**Requirements**
Locate the word "title" in the entries below, then gather every line that holds it.

**Stored rows**
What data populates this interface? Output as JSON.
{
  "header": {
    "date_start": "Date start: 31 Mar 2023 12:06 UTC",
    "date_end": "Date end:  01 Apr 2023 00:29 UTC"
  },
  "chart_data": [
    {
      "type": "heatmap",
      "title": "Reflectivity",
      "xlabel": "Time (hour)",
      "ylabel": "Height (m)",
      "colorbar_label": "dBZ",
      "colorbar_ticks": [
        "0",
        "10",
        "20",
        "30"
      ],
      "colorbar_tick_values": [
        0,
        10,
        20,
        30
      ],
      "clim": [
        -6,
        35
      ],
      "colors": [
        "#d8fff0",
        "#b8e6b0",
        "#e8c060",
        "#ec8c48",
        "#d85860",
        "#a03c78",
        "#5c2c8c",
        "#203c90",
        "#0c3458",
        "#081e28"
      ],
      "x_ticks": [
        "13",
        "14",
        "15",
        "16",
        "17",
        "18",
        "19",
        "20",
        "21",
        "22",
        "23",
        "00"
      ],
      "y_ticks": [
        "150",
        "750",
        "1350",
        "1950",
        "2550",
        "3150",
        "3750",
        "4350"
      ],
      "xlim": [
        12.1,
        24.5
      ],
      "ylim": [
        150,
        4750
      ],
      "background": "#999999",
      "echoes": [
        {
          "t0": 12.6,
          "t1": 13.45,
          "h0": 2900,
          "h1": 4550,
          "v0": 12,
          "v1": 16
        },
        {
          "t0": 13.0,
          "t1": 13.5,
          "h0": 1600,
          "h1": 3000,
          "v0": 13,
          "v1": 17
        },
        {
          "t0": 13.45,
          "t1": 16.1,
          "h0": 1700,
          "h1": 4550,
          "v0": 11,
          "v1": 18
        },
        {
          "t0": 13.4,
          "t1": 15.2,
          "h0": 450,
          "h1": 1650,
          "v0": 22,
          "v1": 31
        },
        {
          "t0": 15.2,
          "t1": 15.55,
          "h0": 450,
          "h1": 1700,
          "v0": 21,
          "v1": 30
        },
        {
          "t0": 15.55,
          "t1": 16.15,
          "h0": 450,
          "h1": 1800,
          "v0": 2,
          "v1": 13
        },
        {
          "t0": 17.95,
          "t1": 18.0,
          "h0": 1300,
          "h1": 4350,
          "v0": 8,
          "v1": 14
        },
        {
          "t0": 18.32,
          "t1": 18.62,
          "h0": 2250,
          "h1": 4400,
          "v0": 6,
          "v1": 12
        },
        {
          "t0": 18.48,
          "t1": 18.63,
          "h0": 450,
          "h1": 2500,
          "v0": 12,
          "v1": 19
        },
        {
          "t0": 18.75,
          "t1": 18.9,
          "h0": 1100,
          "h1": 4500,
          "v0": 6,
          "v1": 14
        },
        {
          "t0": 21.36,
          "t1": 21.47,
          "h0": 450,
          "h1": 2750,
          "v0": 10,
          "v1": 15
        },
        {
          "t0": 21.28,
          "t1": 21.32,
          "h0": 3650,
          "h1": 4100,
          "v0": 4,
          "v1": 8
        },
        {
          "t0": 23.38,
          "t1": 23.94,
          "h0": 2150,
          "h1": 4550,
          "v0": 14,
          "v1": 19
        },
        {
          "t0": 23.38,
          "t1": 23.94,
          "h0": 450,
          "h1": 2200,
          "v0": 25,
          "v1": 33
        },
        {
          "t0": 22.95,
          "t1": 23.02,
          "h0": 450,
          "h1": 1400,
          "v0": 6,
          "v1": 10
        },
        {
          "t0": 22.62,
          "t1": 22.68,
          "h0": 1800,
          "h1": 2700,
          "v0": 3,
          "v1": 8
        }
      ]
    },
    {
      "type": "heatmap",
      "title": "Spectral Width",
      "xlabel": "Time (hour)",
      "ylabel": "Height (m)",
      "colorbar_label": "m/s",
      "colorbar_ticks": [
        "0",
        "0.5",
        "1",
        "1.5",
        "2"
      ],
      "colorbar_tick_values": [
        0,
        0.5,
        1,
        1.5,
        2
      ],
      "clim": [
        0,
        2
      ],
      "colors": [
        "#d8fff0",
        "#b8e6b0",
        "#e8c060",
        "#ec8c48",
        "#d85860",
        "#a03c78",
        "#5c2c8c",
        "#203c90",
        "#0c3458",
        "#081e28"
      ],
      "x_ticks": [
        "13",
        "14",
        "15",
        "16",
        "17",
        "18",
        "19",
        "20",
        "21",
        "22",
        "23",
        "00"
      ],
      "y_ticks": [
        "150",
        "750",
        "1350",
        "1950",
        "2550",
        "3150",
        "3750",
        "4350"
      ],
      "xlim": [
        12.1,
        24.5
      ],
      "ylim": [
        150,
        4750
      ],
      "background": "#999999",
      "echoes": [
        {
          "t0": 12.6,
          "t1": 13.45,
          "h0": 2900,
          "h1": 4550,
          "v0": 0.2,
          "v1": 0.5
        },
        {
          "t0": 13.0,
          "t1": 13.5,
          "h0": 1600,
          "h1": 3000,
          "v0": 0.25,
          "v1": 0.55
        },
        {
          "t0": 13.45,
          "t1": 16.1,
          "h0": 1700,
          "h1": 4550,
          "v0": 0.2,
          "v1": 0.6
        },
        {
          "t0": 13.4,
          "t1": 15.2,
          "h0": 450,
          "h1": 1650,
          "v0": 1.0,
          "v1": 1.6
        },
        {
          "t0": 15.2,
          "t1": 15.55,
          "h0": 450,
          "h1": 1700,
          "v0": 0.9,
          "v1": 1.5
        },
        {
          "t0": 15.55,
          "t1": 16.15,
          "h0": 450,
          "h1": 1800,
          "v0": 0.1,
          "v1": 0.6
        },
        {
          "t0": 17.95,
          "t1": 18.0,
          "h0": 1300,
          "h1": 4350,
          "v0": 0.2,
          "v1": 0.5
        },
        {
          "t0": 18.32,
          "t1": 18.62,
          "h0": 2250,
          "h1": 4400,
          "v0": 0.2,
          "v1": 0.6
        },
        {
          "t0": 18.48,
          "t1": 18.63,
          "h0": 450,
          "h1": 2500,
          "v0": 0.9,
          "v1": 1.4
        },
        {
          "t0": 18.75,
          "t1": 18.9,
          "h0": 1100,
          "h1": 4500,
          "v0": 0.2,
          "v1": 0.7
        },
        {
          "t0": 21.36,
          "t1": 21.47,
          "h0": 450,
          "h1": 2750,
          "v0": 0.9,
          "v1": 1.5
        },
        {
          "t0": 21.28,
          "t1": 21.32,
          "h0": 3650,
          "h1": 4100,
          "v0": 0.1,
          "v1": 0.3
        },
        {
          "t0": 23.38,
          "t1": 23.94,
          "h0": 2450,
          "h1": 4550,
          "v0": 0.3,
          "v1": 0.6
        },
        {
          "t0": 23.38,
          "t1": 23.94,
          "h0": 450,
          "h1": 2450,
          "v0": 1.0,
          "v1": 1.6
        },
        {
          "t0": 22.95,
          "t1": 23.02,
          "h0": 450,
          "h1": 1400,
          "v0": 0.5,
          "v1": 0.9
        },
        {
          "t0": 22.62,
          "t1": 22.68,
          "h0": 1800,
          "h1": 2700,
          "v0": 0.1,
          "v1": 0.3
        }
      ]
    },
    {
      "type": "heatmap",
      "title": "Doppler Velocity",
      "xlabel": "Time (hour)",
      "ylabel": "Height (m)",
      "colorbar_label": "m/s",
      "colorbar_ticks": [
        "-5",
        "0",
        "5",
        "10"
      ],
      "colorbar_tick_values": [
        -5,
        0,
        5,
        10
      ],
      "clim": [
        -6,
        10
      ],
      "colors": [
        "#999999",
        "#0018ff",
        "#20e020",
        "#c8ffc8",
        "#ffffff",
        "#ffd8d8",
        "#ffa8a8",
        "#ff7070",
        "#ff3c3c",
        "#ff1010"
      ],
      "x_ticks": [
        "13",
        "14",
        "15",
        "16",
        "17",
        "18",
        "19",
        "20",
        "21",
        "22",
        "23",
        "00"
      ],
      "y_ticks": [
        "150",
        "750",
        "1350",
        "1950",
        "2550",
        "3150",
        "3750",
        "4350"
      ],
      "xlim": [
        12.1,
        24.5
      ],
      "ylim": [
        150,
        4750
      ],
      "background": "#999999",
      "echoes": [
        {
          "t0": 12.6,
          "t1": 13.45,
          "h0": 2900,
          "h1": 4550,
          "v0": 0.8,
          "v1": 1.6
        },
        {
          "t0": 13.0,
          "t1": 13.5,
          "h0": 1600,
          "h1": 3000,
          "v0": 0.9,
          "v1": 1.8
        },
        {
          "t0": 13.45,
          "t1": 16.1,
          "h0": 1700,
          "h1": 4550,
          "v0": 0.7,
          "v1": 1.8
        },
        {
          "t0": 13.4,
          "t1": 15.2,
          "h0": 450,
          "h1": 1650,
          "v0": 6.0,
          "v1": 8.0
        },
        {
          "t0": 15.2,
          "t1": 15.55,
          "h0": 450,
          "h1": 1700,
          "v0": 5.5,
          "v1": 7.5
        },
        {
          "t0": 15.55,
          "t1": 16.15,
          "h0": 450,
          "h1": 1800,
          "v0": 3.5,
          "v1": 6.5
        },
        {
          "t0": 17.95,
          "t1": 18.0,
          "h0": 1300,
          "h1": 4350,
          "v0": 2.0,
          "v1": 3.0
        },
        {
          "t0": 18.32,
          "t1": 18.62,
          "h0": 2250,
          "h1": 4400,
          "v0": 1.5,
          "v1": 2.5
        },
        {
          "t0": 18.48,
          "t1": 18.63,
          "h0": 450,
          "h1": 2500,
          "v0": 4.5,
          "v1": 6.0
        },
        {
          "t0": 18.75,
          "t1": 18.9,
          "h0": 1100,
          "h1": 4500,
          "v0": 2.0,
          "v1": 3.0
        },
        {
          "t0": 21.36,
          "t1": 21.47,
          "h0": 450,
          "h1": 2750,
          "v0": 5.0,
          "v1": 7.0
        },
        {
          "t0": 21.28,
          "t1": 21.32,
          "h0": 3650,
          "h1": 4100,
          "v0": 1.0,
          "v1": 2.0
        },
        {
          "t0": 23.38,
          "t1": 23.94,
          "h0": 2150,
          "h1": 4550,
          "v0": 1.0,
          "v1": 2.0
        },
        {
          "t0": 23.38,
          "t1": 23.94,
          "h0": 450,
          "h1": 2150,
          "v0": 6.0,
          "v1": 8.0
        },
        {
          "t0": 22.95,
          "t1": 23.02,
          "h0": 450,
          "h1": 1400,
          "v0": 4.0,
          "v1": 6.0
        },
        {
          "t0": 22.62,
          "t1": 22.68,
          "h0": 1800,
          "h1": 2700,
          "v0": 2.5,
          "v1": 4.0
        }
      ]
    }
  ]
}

**The output**
      "title": "Reflectivity",
      "title": "Spectral Width",
      "title": "Doppler Velocity",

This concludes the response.